■ The exercise ■
Collect all lines from the listing that include the string "name".

■ Provided records ■
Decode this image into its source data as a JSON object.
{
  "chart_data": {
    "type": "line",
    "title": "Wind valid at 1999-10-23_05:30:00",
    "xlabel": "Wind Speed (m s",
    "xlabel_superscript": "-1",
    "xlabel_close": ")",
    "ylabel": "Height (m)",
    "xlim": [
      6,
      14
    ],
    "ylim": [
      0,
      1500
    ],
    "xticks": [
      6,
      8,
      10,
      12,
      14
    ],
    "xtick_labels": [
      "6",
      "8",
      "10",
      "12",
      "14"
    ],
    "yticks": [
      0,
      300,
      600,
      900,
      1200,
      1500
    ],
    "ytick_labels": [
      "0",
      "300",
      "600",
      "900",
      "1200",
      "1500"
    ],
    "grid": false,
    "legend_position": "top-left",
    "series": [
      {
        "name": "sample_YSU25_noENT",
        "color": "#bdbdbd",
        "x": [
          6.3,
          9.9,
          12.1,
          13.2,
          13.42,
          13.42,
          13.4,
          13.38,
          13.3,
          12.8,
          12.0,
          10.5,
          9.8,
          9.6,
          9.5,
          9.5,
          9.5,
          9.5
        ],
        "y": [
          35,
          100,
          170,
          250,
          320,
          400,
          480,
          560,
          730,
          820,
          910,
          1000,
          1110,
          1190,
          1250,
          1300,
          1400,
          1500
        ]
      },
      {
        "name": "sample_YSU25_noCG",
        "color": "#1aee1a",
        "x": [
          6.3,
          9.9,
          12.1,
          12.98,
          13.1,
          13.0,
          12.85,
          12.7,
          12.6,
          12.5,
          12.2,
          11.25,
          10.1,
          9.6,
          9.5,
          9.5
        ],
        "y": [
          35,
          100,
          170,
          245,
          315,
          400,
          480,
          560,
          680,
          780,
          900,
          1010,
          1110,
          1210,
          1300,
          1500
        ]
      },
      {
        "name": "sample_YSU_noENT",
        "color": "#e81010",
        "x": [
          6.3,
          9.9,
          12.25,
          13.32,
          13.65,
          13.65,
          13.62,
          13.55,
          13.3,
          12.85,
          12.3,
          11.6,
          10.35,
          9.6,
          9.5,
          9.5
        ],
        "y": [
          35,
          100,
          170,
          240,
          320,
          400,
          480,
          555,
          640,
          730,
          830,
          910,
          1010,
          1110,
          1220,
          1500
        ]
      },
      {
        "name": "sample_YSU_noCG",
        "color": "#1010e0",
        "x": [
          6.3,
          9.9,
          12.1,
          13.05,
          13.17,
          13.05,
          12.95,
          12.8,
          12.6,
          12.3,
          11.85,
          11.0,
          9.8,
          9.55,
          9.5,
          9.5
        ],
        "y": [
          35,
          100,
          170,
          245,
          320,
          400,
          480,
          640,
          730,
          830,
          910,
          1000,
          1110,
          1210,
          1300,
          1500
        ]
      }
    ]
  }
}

■ The solution ■
        "name": "sample_YSU25_noENT",
        "name": "sample_YSU25_noCG",
        "name": "sample_YSU_noENT",
        "name": "sample_YSU_noCG",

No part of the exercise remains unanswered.